Copy out every line of the records where the string "Values" occurs.

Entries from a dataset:
•••••
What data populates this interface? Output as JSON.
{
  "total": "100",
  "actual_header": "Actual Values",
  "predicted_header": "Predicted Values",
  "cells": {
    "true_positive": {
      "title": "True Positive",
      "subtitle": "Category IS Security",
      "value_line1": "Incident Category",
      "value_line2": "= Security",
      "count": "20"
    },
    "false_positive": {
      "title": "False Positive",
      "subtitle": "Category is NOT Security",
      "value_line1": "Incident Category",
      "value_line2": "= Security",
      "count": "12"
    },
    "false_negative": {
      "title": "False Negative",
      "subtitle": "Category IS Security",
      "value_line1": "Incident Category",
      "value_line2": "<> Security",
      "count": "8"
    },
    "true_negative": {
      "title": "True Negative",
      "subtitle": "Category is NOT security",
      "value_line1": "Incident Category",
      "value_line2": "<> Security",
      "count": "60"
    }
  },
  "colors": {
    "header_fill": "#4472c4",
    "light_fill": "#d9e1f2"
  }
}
•••••
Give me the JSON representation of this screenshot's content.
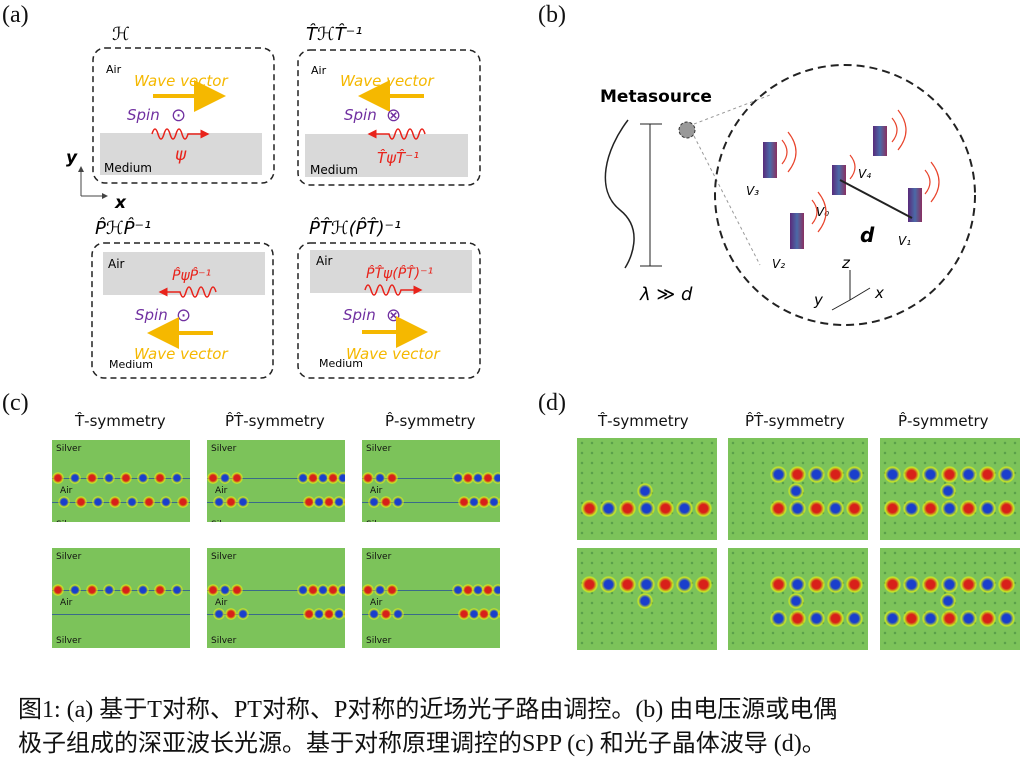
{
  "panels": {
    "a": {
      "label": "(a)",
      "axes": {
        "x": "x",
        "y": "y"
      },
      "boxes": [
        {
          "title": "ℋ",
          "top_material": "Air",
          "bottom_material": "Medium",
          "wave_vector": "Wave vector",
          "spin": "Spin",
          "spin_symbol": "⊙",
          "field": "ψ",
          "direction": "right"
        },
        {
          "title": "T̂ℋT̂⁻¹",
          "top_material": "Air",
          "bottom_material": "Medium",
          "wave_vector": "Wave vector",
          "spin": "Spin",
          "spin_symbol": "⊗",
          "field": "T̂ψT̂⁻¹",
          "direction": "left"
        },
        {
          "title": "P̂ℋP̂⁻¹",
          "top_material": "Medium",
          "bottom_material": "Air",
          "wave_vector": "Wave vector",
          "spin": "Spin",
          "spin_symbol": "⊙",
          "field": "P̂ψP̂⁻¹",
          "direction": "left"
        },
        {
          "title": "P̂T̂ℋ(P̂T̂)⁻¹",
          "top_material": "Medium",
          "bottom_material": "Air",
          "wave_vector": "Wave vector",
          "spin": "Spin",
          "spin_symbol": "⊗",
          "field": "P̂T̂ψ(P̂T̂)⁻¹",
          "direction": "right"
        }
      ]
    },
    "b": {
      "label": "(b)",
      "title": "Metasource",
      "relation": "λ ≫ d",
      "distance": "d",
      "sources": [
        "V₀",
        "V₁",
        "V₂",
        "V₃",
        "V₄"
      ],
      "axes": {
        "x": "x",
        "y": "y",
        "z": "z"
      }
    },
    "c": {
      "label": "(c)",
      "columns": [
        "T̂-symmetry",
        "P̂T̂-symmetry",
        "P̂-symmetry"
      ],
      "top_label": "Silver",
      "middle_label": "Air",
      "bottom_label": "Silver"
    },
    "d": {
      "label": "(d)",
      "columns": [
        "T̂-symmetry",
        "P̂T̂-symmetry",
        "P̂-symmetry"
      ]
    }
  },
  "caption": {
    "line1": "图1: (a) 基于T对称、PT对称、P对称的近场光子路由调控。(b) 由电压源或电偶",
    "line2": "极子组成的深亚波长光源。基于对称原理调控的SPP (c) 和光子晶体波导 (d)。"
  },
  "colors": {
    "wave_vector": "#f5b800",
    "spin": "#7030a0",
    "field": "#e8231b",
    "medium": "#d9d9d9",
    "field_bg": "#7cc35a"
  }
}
•••••
Solution to the exercise —
  "actual_header": "Actual Values",
  "predicted_header": "Predicted Values",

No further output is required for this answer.